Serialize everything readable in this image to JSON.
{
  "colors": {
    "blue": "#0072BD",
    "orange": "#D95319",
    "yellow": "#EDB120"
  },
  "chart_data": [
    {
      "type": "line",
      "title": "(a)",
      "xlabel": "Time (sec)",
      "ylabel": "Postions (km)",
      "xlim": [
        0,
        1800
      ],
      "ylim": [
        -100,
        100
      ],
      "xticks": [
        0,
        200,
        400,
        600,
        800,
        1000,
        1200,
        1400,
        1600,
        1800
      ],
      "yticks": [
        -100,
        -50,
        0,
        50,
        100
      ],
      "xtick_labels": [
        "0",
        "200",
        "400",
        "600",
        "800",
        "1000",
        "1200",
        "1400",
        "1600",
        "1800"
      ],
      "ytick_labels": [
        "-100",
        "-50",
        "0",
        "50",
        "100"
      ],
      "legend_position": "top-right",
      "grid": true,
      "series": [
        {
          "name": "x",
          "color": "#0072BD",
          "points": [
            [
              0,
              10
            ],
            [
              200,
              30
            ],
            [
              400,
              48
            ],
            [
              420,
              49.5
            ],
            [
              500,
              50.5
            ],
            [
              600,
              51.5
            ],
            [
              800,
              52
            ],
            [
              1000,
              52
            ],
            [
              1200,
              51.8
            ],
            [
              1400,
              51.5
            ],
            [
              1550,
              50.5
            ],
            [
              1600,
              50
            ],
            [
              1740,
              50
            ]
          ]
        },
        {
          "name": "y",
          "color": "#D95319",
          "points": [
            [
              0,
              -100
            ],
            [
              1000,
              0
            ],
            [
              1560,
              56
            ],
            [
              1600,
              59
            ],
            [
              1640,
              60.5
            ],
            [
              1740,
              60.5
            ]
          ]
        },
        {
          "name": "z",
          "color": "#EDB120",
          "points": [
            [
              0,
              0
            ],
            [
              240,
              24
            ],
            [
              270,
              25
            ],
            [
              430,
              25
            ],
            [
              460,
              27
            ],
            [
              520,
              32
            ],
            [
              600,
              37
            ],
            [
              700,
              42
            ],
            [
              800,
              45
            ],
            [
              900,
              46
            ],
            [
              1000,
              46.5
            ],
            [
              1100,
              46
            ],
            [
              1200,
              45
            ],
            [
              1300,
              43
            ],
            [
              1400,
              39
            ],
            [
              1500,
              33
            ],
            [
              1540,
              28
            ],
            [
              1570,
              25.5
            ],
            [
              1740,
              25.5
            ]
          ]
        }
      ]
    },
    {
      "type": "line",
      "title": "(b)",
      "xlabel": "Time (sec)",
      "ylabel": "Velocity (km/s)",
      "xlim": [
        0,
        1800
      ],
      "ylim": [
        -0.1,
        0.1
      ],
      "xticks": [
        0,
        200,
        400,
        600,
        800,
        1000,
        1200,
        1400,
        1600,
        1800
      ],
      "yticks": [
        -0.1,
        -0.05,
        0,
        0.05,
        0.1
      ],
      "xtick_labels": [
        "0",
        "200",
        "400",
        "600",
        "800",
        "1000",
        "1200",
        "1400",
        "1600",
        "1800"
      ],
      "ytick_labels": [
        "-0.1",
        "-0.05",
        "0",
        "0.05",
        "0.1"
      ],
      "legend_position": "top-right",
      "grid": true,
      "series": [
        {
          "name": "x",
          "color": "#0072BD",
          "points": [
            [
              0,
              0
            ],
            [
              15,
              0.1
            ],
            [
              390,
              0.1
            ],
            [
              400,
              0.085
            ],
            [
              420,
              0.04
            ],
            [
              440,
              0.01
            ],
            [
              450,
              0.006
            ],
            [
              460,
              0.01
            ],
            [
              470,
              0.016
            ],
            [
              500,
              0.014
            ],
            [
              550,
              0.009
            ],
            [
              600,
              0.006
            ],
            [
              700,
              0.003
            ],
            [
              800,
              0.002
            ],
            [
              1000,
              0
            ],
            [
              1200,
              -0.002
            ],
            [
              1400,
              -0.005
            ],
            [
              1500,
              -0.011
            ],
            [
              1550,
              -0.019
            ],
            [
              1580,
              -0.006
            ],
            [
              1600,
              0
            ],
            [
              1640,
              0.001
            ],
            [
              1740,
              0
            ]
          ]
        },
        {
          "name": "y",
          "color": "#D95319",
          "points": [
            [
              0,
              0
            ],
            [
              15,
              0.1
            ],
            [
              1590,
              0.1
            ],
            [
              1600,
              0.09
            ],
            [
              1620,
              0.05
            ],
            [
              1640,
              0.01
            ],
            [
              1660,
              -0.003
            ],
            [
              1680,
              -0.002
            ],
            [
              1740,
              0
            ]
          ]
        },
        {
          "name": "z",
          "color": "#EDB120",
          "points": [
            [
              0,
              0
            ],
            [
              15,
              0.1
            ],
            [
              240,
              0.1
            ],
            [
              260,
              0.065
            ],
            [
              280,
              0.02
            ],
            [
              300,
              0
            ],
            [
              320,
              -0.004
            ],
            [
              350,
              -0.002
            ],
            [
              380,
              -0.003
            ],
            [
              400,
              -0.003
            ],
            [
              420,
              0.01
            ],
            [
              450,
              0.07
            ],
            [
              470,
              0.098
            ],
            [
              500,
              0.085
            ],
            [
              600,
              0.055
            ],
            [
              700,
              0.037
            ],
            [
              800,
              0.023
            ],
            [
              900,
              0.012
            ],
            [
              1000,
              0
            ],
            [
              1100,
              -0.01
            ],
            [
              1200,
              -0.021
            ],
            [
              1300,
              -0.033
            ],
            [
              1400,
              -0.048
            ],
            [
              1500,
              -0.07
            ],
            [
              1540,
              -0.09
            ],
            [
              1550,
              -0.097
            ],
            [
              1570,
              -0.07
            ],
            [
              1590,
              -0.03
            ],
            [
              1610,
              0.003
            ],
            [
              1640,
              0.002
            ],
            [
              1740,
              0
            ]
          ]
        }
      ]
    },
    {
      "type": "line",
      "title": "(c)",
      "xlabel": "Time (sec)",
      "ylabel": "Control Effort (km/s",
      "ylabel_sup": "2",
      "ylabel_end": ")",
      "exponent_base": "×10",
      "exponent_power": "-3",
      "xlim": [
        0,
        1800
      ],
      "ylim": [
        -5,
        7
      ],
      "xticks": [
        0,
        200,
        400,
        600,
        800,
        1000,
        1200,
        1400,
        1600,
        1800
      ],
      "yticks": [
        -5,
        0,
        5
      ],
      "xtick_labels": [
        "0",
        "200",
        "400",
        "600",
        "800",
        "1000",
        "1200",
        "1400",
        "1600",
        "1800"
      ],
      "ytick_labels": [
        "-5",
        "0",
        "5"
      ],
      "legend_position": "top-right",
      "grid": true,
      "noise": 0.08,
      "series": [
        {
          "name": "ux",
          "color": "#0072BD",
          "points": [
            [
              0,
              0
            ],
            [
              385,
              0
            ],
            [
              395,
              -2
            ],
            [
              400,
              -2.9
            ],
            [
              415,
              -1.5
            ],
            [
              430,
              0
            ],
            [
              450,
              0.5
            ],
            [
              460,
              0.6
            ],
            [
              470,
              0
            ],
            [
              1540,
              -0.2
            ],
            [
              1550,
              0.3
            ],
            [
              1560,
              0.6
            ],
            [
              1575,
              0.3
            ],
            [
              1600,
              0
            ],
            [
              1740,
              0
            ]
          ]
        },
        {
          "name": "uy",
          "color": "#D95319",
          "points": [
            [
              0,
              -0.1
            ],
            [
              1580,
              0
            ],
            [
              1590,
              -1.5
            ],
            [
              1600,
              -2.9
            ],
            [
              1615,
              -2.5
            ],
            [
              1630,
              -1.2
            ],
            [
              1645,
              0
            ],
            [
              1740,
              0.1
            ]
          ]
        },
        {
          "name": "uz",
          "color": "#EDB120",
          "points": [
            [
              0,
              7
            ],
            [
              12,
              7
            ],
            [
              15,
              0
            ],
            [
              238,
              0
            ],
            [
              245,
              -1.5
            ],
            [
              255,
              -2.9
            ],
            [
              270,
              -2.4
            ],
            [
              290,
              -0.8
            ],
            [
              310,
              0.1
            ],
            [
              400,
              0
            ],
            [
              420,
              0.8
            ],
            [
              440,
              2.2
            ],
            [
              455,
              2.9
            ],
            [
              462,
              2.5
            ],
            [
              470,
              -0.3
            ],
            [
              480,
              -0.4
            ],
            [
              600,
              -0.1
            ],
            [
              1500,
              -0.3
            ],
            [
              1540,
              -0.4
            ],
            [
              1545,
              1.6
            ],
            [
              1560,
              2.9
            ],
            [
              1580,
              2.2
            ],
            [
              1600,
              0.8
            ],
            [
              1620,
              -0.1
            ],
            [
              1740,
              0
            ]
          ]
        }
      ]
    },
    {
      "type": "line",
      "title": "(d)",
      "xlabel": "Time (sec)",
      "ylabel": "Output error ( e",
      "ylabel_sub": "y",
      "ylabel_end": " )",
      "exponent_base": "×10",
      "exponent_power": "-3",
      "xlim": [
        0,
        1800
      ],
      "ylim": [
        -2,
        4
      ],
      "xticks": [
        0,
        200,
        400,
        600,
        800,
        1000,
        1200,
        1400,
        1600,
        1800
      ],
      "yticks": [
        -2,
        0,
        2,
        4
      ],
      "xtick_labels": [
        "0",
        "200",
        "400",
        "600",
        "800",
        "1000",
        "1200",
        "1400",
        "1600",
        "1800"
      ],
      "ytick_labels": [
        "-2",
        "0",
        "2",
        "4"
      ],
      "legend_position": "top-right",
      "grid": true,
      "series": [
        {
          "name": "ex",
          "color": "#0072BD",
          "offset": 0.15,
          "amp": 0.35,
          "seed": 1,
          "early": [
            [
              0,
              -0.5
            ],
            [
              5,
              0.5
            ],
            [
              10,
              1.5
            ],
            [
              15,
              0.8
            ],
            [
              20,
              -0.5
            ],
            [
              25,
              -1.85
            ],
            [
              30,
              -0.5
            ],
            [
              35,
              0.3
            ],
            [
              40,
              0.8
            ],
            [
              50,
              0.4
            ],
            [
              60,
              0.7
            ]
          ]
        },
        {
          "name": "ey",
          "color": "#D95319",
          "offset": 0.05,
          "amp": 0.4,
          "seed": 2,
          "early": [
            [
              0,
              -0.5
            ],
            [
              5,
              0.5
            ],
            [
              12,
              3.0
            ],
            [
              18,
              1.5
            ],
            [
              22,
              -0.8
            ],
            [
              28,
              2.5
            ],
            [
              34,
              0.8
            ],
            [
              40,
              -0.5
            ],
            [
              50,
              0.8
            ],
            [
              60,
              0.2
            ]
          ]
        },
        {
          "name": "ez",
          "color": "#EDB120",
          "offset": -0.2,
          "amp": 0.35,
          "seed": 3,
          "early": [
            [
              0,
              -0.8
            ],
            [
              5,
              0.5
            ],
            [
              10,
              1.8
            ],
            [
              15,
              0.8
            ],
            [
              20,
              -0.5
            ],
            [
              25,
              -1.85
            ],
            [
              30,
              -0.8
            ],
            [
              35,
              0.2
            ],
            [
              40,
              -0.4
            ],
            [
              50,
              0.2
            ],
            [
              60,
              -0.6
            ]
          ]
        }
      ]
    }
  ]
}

• • •

Identify all lines where the word "name" shows up. Copy them.

          "name": "x",
          "name": "y",
          "name": "z",
          "name": "x",
          "name": "y",
          "name": "z",
          "name": "ux",
          "name": "uy",
          "name": "uz",
          "name": "ex",
          "name": "ey",
          "name": "ez",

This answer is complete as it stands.